やること:
A – 食行を扱った小説についての文章を読み、次の(i)〜(iii)がそれぞれ文章の内容と合っているかを「はい」か「いいえ」で答えてください。それぞれ、決め手となる文章中の語句を一字も変えずに引いてください。
(i) 書き手は、食行が豪商だったという説を信じていない。
(ii) 新田次郎の『富士に死す』の初出は昭和48年(1973)である。
(iii) 文春文庫に入っている新田次郎の文庫本は復刊されている。
B – 食行を扱った小説についての文章のうち、「以上、これだけの間違いを指摘」という語句のあるところから書き写し始め、「本は復刊されていないようだ。」まで写したら止めてください。一字も変えないでください。

本文抜粋:
------------------------

以上、これだけの間違いを指摘できる。芝はあとがきで「莫大な富を人々に分け与え、"捨て去る"ことを実践したる稀有な人」として評価しているが、実際の食行は、相次ぐ火事と他人の借金の肩代わりとでおそらく相当な貧乏だったはずで、豪商説自体、少なくとも研究者の私としては信じていない。徳川家康や織田信長のような有名な歴史人なら、いくら空想の部分が大きくてもご愛嬌であるが、やはり食行ほどのどマイナーな人物に注目するくらいなら中途半端に書くべきではなかったと思う。
食行を扱った小説としては、食行の一生を書く新田次郎の『富士に死す』に尽きるだろう。もっとも新田のこれも、書くところは全く伝統的な食行像のままであるが、しかし初出は昭和48年(1973)なのでこの時期としては上出来である。むしろ30年近く経って退行している食行像の方が嘆かわしい。
▼新田次郎による角行系宗教の小説
新田次郎は自身が富士山頂の測候所に勤務していた経験からか、『富士に死す』以外にも富士講の登場する小説を書いている。新潮社の新田次郎全集では全て第19巻(1976)に収録されている。サブタイトルも「富士に死す・算士秘伝」とあり、『富士に死す』が巻頭を飾っている。しかし、残念なことに文春文庫に収録されている文庫本は復刊されていないようだ。

------------------------

データ抜粋:
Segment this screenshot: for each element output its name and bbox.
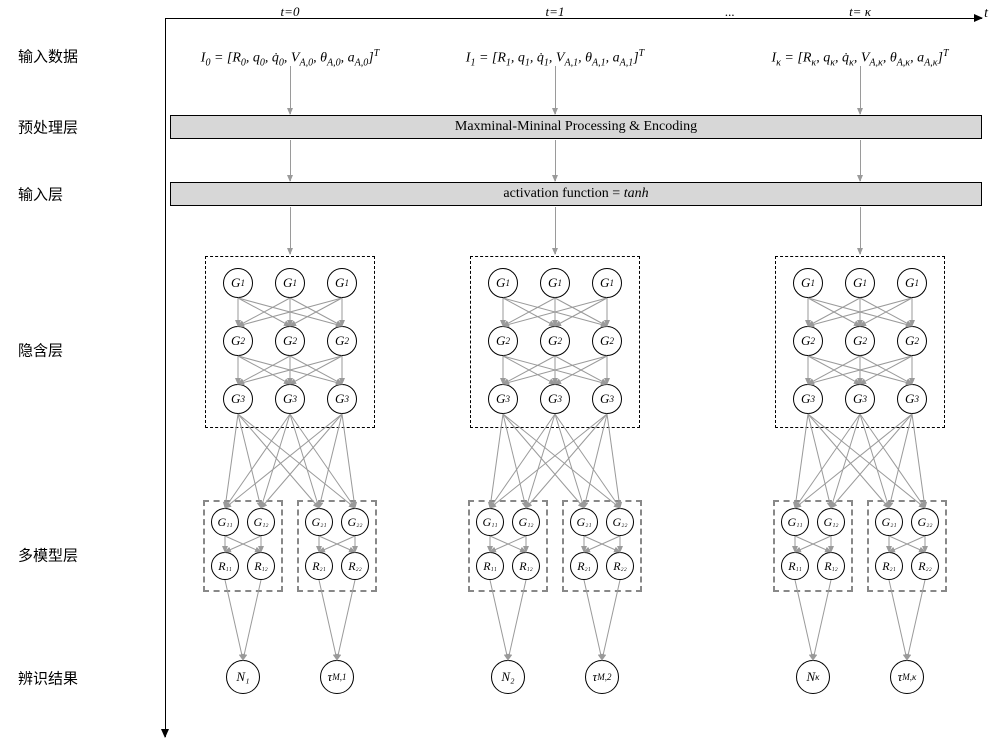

------------------------

各問の答え:
A –
(i) はい。「豪商説自体、少なくとも研究者の私としては信じていない」
(ii) はい。「初出は昭和48年(1973)なので」
(iii) いいえ。「文春文庫に収録されている文庫本は復刊されていないようだ」

B –
以上、これだけの間違いを指摘できる。芝はあとがきで「莫大な富を人々に分け与え、"捨て去る"ことを実践したる稀有な人」として評価しているが、実際の食行は、相次ぐ火事と他人の借金の肩代わりとでおそらく相当な貧乏だったはずで、豪商説自体、少なくとも研究者の私としては信じていない。徳川家康や織田信長のような有名な歴史人なら、いくら空想の部分が大きくてもご愛嬌であるが、やはり食行ほどのどマイナーな人物に注目するくらいなら中途半端に書くべきではなかったと思う。
食行を扱った小説としては、食行の一生を書く新田次郎の『富士に死す』に尽きるだろう。もっとも新田のこれも、書くところは全く伝統的な食行像のままであるが、しかし初出は昭和48年(1973)なのでこの時期としては上出来である。むしろ30年近く経って退行している食行像の方が嘆かわしい。
▼新田次郎による角行系宗教の小説
新田次郎は自身が富士山頂の測候所に勤務していた経験からか、『富士に死す』以外にも富士講の登場する小説を書いている。新潮社の新田次郎全集では全て第19巻(1976)に収録されている。サブタイトルも「富士に死す・算士秘伝」とあり、『富士に死す』が巻頭を飾っている。しかし、残念なことに文春文庫に収録されている文庫本は復刊されていないようだ。